EXERCISE SET:
1 > Transcribe the passage of the textual notes starting at "290.fordoon, destroyed. For" and ending at "grossly over-rated MS.".
2 > Give the lines of the records as a numbered list, omitting blank lines, starting at the first line of the records and ending at the line that contains "watermark-cn: 掌上指标 [552, 557, 625, 571]", both included.

278.rakel, rash, hasty; afterwards altered to rake-hell, by a curious popular etymology; and then shortened to rake, as in the phrase ‘a dissolute rake.’ See rake (2) in my Etym. Dictionary. Cf. l. 283.

279.trouble, adj., troubled, clouded, obscured. Tyrwhitt explains it by ‘dark, gloomy,’ with reference to its occurrence in E. 465 above. And see Pers. Tale, I. 537.

Compare the Friar’s sermon, on the subject of Ire, in D. 2005–2088, and the description of the same in the Pers. Tale, I. 535–561.

290.fordoon, destroyed. For and (as in E. Cm.) Hn. Cp. Pt. Ln. have or.

In place of this line, Hl. has the following extraordinary variation:—

‘Fordoon, or dun hath brought hem in the myre.’

This shews that the scribe remembered the fifth line in the Manciple’s Prologue, and thought fit to re-introduce it here, where it is wholly out of place. This is one of the many signs of the untrustworthiness of this grossly over-rated MS.

(Part of a data file)
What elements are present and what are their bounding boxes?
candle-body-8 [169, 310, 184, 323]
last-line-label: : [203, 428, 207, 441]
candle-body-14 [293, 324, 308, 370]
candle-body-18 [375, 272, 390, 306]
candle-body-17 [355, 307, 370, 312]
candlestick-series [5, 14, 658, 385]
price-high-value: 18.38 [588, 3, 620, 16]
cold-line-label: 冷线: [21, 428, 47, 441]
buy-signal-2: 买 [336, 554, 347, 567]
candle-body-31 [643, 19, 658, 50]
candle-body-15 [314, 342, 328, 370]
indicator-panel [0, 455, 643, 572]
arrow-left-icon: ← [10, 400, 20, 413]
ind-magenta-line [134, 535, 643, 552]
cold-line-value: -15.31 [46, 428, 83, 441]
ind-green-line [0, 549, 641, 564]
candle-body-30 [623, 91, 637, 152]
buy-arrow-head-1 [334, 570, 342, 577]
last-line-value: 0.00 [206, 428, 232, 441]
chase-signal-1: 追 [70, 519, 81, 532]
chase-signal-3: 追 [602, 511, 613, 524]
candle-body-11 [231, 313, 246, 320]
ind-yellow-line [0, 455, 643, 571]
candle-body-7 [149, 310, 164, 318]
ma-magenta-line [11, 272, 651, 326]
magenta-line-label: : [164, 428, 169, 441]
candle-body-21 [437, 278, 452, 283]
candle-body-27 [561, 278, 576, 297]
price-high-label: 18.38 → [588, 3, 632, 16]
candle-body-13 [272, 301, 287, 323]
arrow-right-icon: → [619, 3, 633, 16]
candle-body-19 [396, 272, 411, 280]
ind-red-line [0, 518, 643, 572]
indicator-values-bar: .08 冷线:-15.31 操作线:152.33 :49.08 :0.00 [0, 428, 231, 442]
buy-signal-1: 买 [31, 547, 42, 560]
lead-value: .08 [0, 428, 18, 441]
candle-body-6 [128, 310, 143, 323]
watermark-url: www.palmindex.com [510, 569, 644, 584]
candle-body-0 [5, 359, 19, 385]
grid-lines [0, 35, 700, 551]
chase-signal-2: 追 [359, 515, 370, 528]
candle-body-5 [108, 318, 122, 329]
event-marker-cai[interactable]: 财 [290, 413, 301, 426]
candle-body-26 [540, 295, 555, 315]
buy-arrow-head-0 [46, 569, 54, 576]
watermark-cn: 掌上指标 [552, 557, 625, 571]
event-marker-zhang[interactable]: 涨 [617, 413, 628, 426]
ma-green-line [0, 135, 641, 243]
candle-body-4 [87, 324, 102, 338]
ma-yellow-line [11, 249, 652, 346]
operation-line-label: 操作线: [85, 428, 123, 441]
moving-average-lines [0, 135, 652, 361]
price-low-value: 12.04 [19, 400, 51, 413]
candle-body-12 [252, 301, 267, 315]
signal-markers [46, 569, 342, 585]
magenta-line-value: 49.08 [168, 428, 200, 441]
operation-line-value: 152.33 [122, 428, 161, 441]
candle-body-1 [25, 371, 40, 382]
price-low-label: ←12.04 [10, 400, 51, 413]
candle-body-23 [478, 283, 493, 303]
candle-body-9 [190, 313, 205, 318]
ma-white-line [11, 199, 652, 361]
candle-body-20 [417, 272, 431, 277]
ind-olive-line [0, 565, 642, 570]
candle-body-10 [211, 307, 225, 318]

WORKED SOLUTIONS:
1 >
290.fordoon, destroyed. For and (as in E. Cm.) Hn. Cp. Pt. Ln. have or.

In place of this line, Hl. has the following extraordinary variation:—

‘Fordoon, or dun hath brought hem in the myre.’

This shews that the scribe remembered the fifth line in the Manciple’s Prologue, and thought fit to re-introduce it here, where it is wholly out of place. This is one of the many signs of the untrustworthiness of this grossly over-rated MS.

2 >
1. What elements are present and what are their bounding boxes?
2. candle-body-8 [169, 310, 184, 323]
3. last-line-label: : [203, 428, 207, 441]
4. candle-body-14 [293, 324, 308, 370]
5. candle-body-18 [375, 272, 390, 306]
6. candle-body-17 [355, 307, 370, 312]
7. candlestick-series [5, 14, 658, 385]
8. price-high-value: 18.38 [588, 3, 620, 16]
9. cold-line-label: 冷线: [21, 428, 47, 441]
10. buy-signal-2: 买 [336, 554, 347, 567]
11. candle-body-31 [643, 19, 658, 50]
12. candle-body-15 [314, 342, 328, 370]
13. indicator-panel [0, 455, 643, 572]
14. arrow-left-icon: ← [10, 400, 20, 413]
15. ind-magenta-line [134, 535, 643, 552]
16. cold-line-value: -15.31 [46, 428, 83, 441]
17. ind-green-line [0, 549, 641, 564]
18. candle-body-30 [623, 91, 637, 152]
19. buy-arrow-head-1 [334, 570, 342, 577]
20. last-line-value: 0.00 [206, 428, 232, 441]
21. chase-signal-1: 追 [70, 519, 81, 532]
22. chase-signal-3: 追 [602, 511, 613, 524]
23. candle-body-11 [231, 313, 246, 320]
24. ind-yellow-line [0, 455, 643, 571]
25. candle-body-7 [149, 310, 164, 318]
26. ma-magenta-line [11, 272, 651, 326]
27. magenta-line-label: : [164, 428, 169, 441]
28. candle-body-21 [437, 278, 452, 283]
29. candle-body-27 [561, 278, 576, 297]
30. price-high-label: 18.38 → [588, 3, 632, 16]
31. candle-body-13 [272, 301, 287, 323]
32. arrow-right-icon: → [619, 3, 633, 16]
33. candle-body-19 [396, 272, 411, 280]
34. ind-red-line [0, 518, 643, 572]
35. indicator-values-bar: .08 冷线:-15.31 操作线:152.33 :49.08 :0.00 [0, 428, 231, 442]
36. buy-signal-1: 买 [31, 547, 42, 560]
37. lead-value: .08 [0, 428, 18, 441]
38. candle-body-6 [128, 310, 143, 323]
39. watermark-url: www.palmindex.com [510, 569, 644, 584]
40. candle-body-0 [5, 359, 19, 385]
41. grid-lines [0, 35, 700, 551]
42. chase-signal-2: 追 [359, 515, 370, 528]
43. candle-body-5 [108, 318, 122, 329]
44. event-marker-cai[interactable]: 财 [290, 413, 301, 426]
45. candle-body-26 [540, 295, 555, 315]
46. buy-arrow-head-0 [46, 569, 54, 576]
47. watermark-cn: 掌上指标 [552, 557, 625, 571]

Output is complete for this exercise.